→ **Exercise 1**:
List every author named in the phishing-detection review paper.
→ **Exercise 2**:
Write the next part of the phishing-detection review paper, picking up right after the last sentence of its abstract.

A Review Paper on Detection of Phishing Websites using Machine Learning

DOI : 10.17577/IJERTCONV7IS08034

Download Full-Text PDF Cite this Publication

Text Only Version

A Review Paper on Detection of Phishing Websites using Machine Learning

Ashritha Jain R

Computer Science and Engineering Alvas Institute of Engineering and Technology

Moodbidri, India

Mrs. Mangala Kini

Assistant Professor Computer Science and Engineering

Alvas Institute of Engineering and Technology Moodbidri, India

Chaithra Kulal

Computer Science and Engineering Alvas Institute of Engineering and Technology

Moodbidri, India

Deekshitha S

Computer Science and Engineering Alvas Institute of Engineering and Technology

Moodbidri, India

Abstract Phishing is the fraudulent attempt to obtain sensitive information of individuals or organization such as usernames, passwords and credit card details by disguising as trustworthy entity in a electronic communication. Phishing attack causes serious threats to users privacy and security. The purpose of this study is to presents an overview about various phishing attacks and various techniques to protect the information. It also includes the discussion of Extreme Learning Machine (ELM) based classification for 30 features including phishing websites data in UC Irvine Machine Learning Repository database.

→ **Excerpted data**:
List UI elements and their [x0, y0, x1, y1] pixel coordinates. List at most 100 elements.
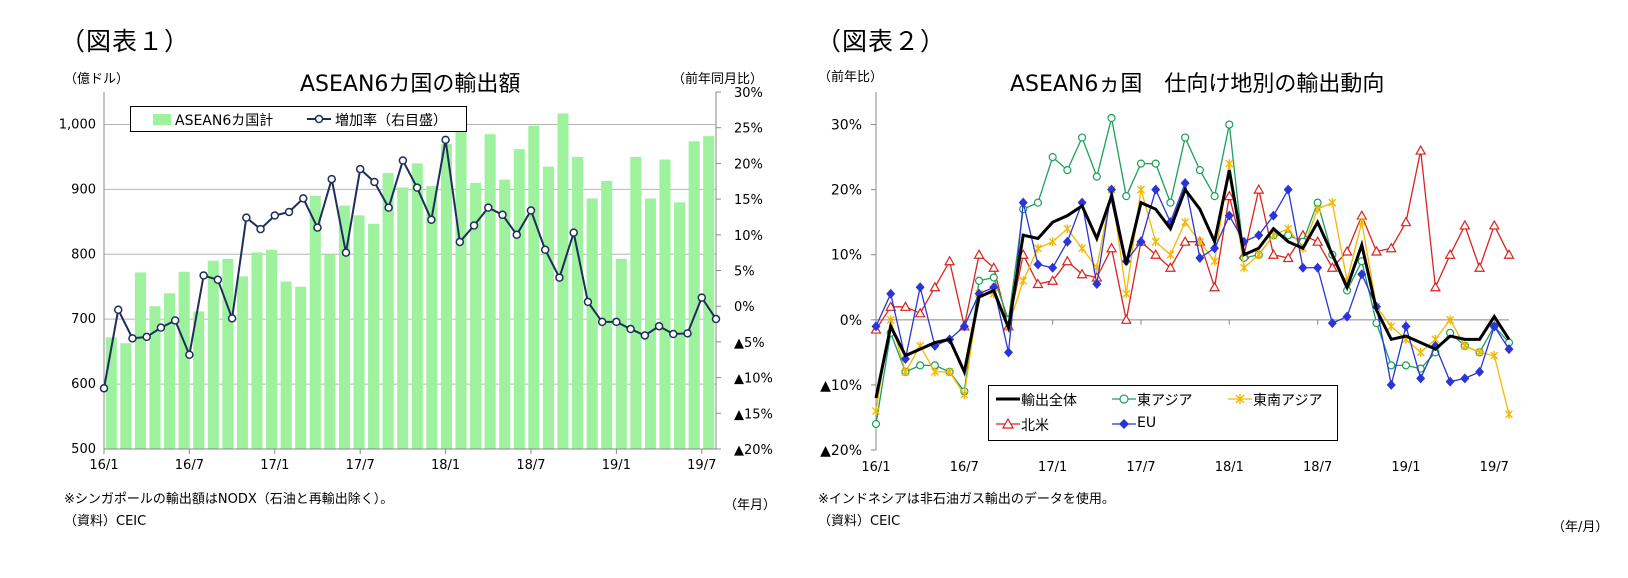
east-asia-point: [1210, 192, 1219, 201]
eu-point: [1239, 236, 1249, 247]
north-america-point: [1179, 235, 1191, 246]
east-asia-point: [1387, 361, 1396, 370]
bar: [280, 281, 292, 449]
x-tick-label: 17/7: [346, 458, 375, 473]
growth-rate-point: [327, 174, 336, 184]
eu-point: [1268, 210, 1278, 221]
bar: [120, 343, 132, 449]
figure2-legend: 輸出全体 東アジア 東南アジア 北米 EU: [988, 385, 1338, 441]
series-line: [874, 169, 1511, 399]
southeast-asia-point: [1210, 256, 1219, 266]
north-america-point: [1444, 249, 1456, 259]
growth-rate-point: [441, 135, 450, 145]
eu-point: [1195, 252, 1205, 263]
bar: [470, 182, 482, 449]
east-asia-point: [1033, 198, 1043, 207]
legend-total-swatch: [996, 397, 1020, 401]
growth-rate-point: [270, 211, 280, 220]
bar: [134, 272, 146, 449]
bar: [484, 134, 496, 449]
north-america-point: [1120, 314, 1132, 324]
figure2-source: （資料）CEIC: [818, 514, 901, 529]
legend-line-swatch: [307, 114, 331, 124]
east-asia-point: [1077, 133, 1087, 142]
north-america-point: [1106, 242, 1118, 253]
figure1-x-unit: （年月）: [724, 498, 777, 513]
legend-north-america-label: 北米: [1021, 418, 1049, 434]
bar: [513, 149, 525, 449]
eu-point: [1489, 321, 1499, 332]
y-right-tick-label: 20%: [734, 157, 763, 172]
southeast-asia-point: [1490, 351, 1499, 361]
figure2-x-unit: （年/月）: [1552, 520, 1609, 535]
growth-rate-point: [170, 316, 180, 325]
y-right-tick-label: 10%: [734, 229, 763, 244]
growth-rate-point: [669, 329, 678, 339]
north-america-point: [914, 307, 926, 318]
north-america-point: [1503, 249, 1515, 259]
y-tick-label: 20%: [831, 183, 862, 199]
eu-point: [1151, 184, 1161, 195]
y-tick-label: ▲10%: [820, 378, 862, 394]
legend-bar-label: ASEAN6カ国計: [175, 113, 274, 129]
eu-point: [871, 321, 881, 332]
growth-rate-point: [299, 194, 308, 203]
series-line: [875, 180, 1510, 386]
y-tick-label: ▲20%: [820, 443, 862, 459]
eu-point: [989, 282, 999, 293]
bar: [601, 180, 613, 449]
bar: [324, 254, 336, 449]
growth-rate-point: [156, 323, 166, 332]
north-america-point: [1415, 144, 1427, 155]
bar: [164, 293, 176, 449]
bar: [455, 130, 467, 450]
bar: [368, 223, 380, 449]
bar: [586, 198, 598, 449]
growth-rate-point: [199, 271, 208, 280]
growth-rate-point: [498, 210, 507, 220]
bar: [397, 187, 409, 449]
figure2-chart: 30% 20% 10% 0% ▲10% ▲20%16/1 16/7 17/1 17/7 18/1 1…: [820, 92, 1515, 475]
east-asia-point: [974, 276, 984, 285]
y-tick-label: 0%: [840, 313, 862, 329]
x-tick-label: 16/1: [89, 458, 118, 473]
southeast-asia-point: [1505, 409, 1513, 419]
east-asia-point: [989, 273, 998, 282]
eu-point: [1460, 373, 1470, 384]
north-america-point: [988, 262, 1000, 272]
eu-point: [1313, 262, 1323, 273]
eu-point: [1283, 184, 1293, 195]
y-left-tick-label: 800: [71, 247, 96, 262]
x-tick-label: 16/7: [175, 458, 204, 473]
growth-rate-point: [142, 332, 151, 342]
y-right-tick-label: ▲15%: [734, 407, 773, 422]
growth-rate-point: [697, 293, 707, 302]
southeast-asia-point: [960, 390, 969, 400]
southeast-asia-point: [1033, 243, 1042, 253]
growth-rate-point: [256, 224, 265, 234]
southeast-asia-point: [1166, 250, 1175, 260]
growth-rate-point: [640, 331, 650, 340]
y-right-tick-label: ▲5%: [734, 336, 765, 351]
growth-rate-point: [583, 297, 593, 307]
southeast-asia-point: [1136, 185, 1145, 195]
bar: [411, 163, 423, 449]
y-right-tick-label: 15%: [734, 193, 763, 208]
east-asia-point: [916, 361, 925, 370]
eu-point: [1092, 279, 1102, 290]
north-america-point: [1282, 252, 1294, 263]
eu-point: [1048, 262, 1058, 273]
eu-point: [1342, 311, 1352, 322]
growth-rate-point: [711, 314, 721, 324]
legend-east-asia-swatch: [1112, 394, 1136, 404]
figure1-left-unit: （億ドル）: [64, 72, 130, 87]
y-right-tick-label: ▲20%: [734, 443, 773, 458]
bar: [222, 258, 234, 449]
x-tick-label: 18/7: [1303, 460, 1332, 475]
southeast-asia-point: [901, 367, 910, 377]
eu-point: [1416, 373, 1426, 384]
growth-rate-point: [469, 221, 479, 230]
east-asia-point: [1166, 198, 1175, 207]
bar: [353, 215, 365, 449]
southeast-asia-point: [1063, 224, 1072, 234]
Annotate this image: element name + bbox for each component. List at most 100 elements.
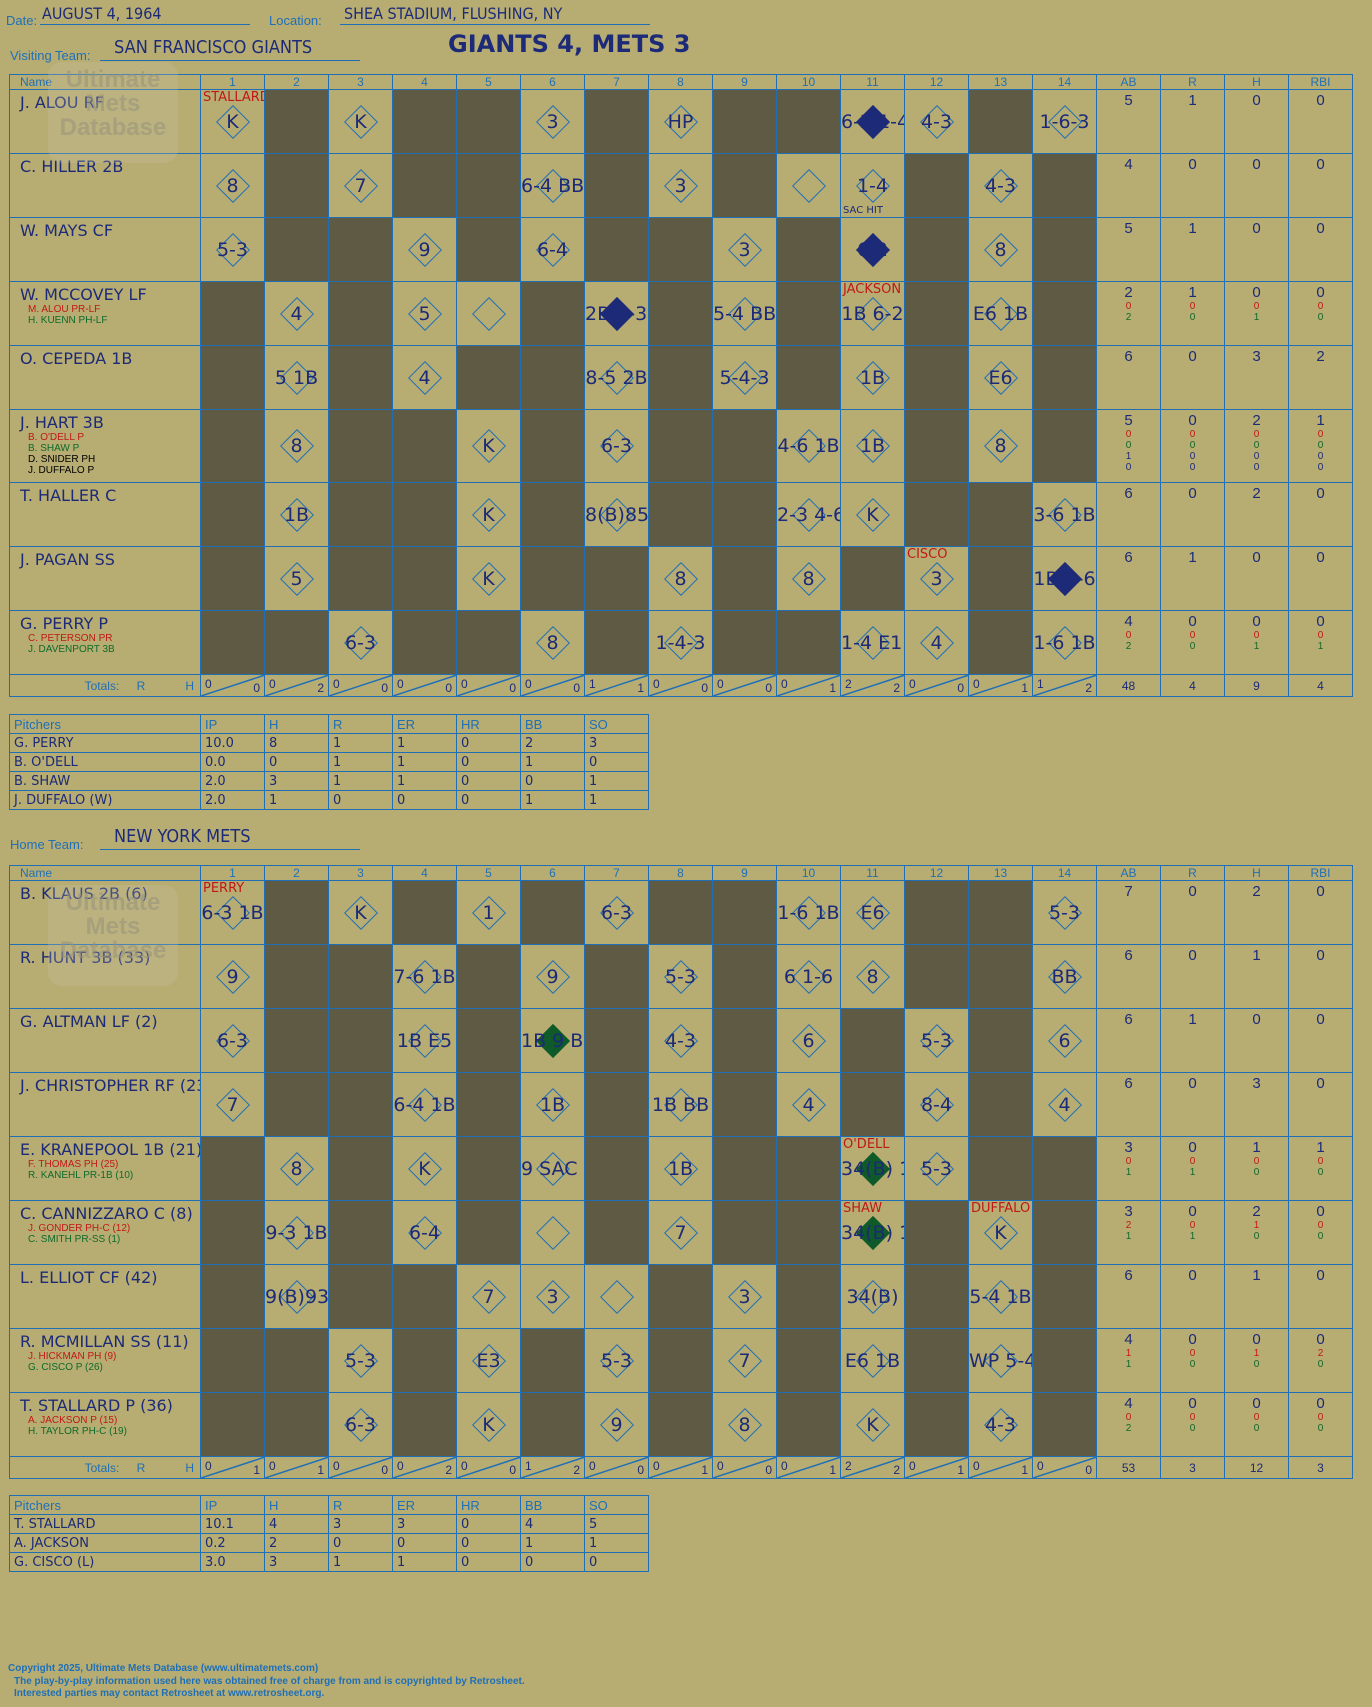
inning-cell-5 <box>456 1136 521 1201</box>
inning-cell-5 <box>456 153 521 218</box>
inning-cell-1 <box>200 281 265 346</box>
inning-cell-2 <box>264 89 329 154</box>
inning-cell-4: 6-4 <box>392 1200 457 1265</box>
play-result: 6-4 1B <box>393 1093 456 1116</box>
inning-cell-4 <box>392 610 457 675</box>
pitchers-header: HR <box>456 714 521 734</box>
inning-cell-4: 6-4 1B <box>392 1072 457 1137</box>
inning-header-6: 6 <box>520 74 585 90</box>
inning-runs: 0 <box>909 1459 916 1473</box>
play-result: K <box>866 1413 879 1436</box>
batter-row: R. HUNT 3B (33) 9 7-6 1B 9 5-3 6 1-6 8 BB 6 0 1 0 <box>9 944 1353 1009</box>
inning-cell-7: 9 <box>584 1392 649 1457</box>
play-result: 4 <box>1058 1093 1071 1116</box>
inning-cell-8: 5-3 <box>648 944 713 1009</box>
inning-cell-7: 6-3 <box>584 409 649 483</box>
batter-name: T. STALLARD P (36) <box>20 1396 173 1415</box>
inning-hits: 2 <box>1085 681 1092 695</box>
inning-cell-8 <box>648 482 713 547</box>
inning-cell-2 <box>264 610 329 675</box>
inning-header-3: 3 <box>328 74 393 90</box>
play-result: 8 <box>674 567 687 590</box>
pitcher-name: A. JACKSON <box>9 1533 201 1553</box>
inning-hits: 0 <box>957 681 964 695</box>
play-result: 4-3 <box>984 1413 1017 1436</box>
inning-header-12: 12 <box>904 74 969 90</box>
runs-hits-divider <box>841 1457 904 1478</box>
inning-cell-14: 1-6-3 <box>1032 89 1097 154</box>
h-header: H <box>1224 865 1289 881</box>
inning-cell-7: 6-3 <box>584 880 649 945</box>
play-result: 3 <box>674 174 687 197</box>
inning-hits: 0 <box>765 681 772 695</box>
inning-cell-9 <box>712 1072 777 1137</box>
play-result: E3 <box>476 1349 501 1372</box>
play-annotation: CISCO <box>907 547 948 563</box>
inning-cell-11 <box>840 1008 905 1073</box>
total-r: 3 <box>1189 1460 1196 1475</box>
home-grid: Name 1 2 3 4 5 6 7 8 9 10 11 12 13 14 AB R H RBI B. KLAUS 2… <box>9 865 1353 1479</box>
pitchers-header: SO <box>584 1495 649 1515</box>
batter-name-cell: R. MCMILLAN SS (11) J. HICKMAN PH (9) G. C… <box>9 1328 201 1393</box>
runs-hits-divider <box>841 675 904 696</box>
batter-row: J. PAGAN SS 5 K 8 8 3 CISCO 1B 3-6 6 1 0 0 <box>9 546 1353 611</box>
rbi-cell: 2 <box>1288 345 1353 410</box>
ab-cell: 4 <box>1096 153 1161 218</box>
inning-cell-13: 8 <box>968 409 1033 483</box>
substitute-h-value: 0 <box>1253 462 1260 473</box>
substitute-rbi-value: 0 <box>1317 440 1324 451</box>
rbi-cell: 0 <box>1288 880 1353 945</box>
ab-value: 6 <box>1124 947 1133 964</box>
pitchers-header: Pitchers <box>9 1495 201 1515</box>
substitute-rbi-value: 0 <box>1317 1167 1324 1178</box>
game-result-title: GIANTS 4, METS 3 <box>448 30 691 58</box>
inning-runs: 0 <box>269 1459 276 1473</box>
pitcher-stat: 1 <box>520 790 585 810</box>
inning-cell-3 <box>328 1136 393 1201</box>
inning-cell-5 <box>456 1008 521 1073</box>
inning-runs: 0 <box>781 1459 788 1473</box>
batter-name-cell: G. ALTMAN LF (2) <box>9 1008 201 1073</box>
inning-cell-6: 1B 9 BB <box>520 1008 585 1073</box>
play-result: 34(B) 1B BB <box>841 1157 904 1180</box>
inning-cell-10: 6 1-6 <box>776 944 841 1009</box>
inning-cell-5: E3 <box>456 1328 521 1393</box>
pitchers-header: ER <box>392 714 457 734</box>
inning-cell-9 <box>712 409 777 483</box>
inning-cell-2: 8 <box>264 409 329 483</box>
play-result: K <box>226 110 239 133</box>
inning-cell-13: 5-4 1B <box>968 1264 1033 1329</box>
ab-value: 6 <box>1124 485 1133 502</box>
r-value: 0 <box>1188 348 1197 365</box>
substitute-h-value: 0 <box>1253 1423 1260 1434</box>
inning-cell-8: 8 <box>648 546 713 611</box>
h-value: 0 <box>1252 92 1261 109</box>
inning-cell-4 <box>392 89 457 154</box>
inning-runs: 0 <box>781 677 788 691</box>
inning-cell-5 <box>456 345 521 410</box>
inning-cell-6 <box>520 281 585 346</box>
inning-cell-7 <box>584 1008 649 1073</box>
rbi-value: 0 <box>1316 883 1325 900</box>
inning-cell-14 <box>1032 1200 1097 1265</box>
inning-cell-13 <box>968 89 1033 154</box>
date-value: AUGUST 4, 1964 <box>42 4 162 23</box>
total-rbi: 4 <box>1317 678 1324 693</box>
play-result: 1B <box>283 503 310 526</box>
inning-cell-8 <box>648 281 713 346</box>
inning-runs: 0 <box>397 1459 404 1473</box>
h-value: 0 <box>1252 549 1261 566</box>
pitcher-stat: 1 <box>392 752 457 772</box>
r-cell: 1 <box>1160 1008 1225 1073</box>
play-result: 7-6 1B <box>393 965 456 988</box>
ab-value: 7 <box>1124 883 1133 900</box>
play-result: 5 <box>290 567 303 590</box>
substitute-rbi-value: 0 <box>1317 1220 1324 1231</box>
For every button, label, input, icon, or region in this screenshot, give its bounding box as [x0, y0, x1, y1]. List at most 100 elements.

→ **Task output 1**:
Ashritha Jain R, Mrs. Mangala Kini, Chaithra Kulal, Deekshitha S

→ **Task output 2**:
Keywords- Phishing, Extreme Learning Machine.

  1. INTRODUCTION

    Internet has become an important part of our life to obtain, spread information in social media. While Mobile Social Networks enrich peoples lives, it also creates some security issues [1]. In one of the previous studies the author defined phishing as a type of semantic attack in an online environment, where the victims are sent spoofed emails which essentially deceive them into providing confidential data such as account numbers, passwords and other personal information to the attacker [2]. To understand what phishing does, we must know the different types of phishing.

    Types of Phishing Attacks:

    Numerous different types of phishing attacks have now been identified. Some of the more prevalent are listed below.

    • Deceptive Phishing

      Deceptive phishing is the most common type of phishing. In this case, an attacker attempts to obtain confidential information from the victims. Attackers use the information to steal money or to launch other attacks.

    • Spear Phishing

      Spear Phishing targets specific individuals instead of a wide group of people. Attackers often research their victims on social media and other sites. That way, they can customize their communications and appear more authentic.

    • Whaling

      When attackers go after a big fish like CEO, its called Whaling. These attackers often spend considerable time profiling the target to find the opportune moment and means of stealing login credentials.

    • Pharming

    Similar to phishing, Pharming sends users to a fraudulent website that appears to be legitimate. However, in this case, victims do not even have to click a malicious link to

    be taken to the bogus site.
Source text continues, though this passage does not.